__TASK INPUT__:
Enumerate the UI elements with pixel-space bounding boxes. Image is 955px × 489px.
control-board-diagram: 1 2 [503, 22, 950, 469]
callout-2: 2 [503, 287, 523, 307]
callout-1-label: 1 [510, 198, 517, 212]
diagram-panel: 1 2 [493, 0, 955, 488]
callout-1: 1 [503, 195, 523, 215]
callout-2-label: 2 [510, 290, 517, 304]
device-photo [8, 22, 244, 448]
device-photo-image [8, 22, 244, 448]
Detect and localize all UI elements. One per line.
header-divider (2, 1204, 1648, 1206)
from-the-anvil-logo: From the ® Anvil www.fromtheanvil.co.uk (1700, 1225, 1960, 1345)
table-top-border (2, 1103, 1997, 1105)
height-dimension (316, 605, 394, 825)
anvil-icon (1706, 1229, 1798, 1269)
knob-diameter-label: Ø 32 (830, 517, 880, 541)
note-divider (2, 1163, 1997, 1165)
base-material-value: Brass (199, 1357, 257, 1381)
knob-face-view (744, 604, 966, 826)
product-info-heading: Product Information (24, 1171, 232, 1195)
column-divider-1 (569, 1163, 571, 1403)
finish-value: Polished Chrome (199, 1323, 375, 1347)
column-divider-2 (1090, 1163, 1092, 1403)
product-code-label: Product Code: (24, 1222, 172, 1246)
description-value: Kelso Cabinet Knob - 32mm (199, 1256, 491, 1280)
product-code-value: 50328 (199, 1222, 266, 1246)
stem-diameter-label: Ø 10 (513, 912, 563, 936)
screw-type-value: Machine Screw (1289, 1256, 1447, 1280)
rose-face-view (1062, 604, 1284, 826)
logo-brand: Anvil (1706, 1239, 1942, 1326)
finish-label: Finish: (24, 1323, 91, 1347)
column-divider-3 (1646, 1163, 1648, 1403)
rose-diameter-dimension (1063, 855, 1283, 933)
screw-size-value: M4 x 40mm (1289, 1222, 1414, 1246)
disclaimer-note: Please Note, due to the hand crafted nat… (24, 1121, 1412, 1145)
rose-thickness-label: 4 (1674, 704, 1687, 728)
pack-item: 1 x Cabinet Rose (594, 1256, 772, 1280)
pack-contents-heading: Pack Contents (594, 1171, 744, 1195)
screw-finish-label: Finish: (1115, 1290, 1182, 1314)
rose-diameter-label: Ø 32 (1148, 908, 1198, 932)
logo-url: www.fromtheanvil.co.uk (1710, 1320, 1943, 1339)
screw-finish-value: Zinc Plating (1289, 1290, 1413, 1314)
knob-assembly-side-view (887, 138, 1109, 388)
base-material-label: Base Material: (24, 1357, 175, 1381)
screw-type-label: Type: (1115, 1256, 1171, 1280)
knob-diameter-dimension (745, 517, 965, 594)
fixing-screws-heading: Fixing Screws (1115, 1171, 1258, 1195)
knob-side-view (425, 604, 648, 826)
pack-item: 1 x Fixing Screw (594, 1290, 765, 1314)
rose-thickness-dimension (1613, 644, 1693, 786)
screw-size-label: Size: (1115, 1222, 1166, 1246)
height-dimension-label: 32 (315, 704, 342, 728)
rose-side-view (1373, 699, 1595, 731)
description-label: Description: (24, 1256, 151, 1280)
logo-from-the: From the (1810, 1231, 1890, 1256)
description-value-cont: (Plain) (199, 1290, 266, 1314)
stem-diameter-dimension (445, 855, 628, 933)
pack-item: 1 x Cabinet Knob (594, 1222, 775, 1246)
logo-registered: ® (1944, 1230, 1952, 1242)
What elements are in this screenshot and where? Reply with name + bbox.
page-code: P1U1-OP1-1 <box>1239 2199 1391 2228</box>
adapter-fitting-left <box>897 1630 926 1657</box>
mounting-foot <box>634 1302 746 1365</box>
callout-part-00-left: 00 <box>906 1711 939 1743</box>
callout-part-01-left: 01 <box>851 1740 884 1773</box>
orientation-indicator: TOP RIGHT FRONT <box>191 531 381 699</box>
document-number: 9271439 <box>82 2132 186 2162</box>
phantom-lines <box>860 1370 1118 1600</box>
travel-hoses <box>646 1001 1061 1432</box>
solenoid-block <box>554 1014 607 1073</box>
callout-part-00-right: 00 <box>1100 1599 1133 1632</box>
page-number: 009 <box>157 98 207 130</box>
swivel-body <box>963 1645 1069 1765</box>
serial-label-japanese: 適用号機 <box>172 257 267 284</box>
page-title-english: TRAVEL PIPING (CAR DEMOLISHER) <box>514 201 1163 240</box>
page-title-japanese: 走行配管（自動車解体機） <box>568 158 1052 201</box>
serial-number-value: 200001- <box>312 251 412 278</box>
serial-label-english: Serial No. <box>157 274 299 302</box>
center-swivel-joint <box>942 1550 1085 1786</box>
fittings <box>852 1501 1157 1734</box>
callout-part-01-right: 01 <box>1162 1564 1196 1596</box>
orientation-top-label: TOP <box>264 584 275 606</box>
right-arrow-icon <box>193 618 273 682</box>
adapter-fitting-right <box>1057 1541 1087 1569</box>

__PROBLEM STATEMENT__: Show every line of the entries that contains the string "item", copied in full.

__ANSWER TO THIS PROBLEM__:
pack-item: 1 x Cabinet Rose (594, 1256, 772, 1280)
pack-item: 1 x Fixing Screw (594, 1290, 765, 1314)
pack-item: 1 x Cabinet Knob (594, 1222, 775, 1246)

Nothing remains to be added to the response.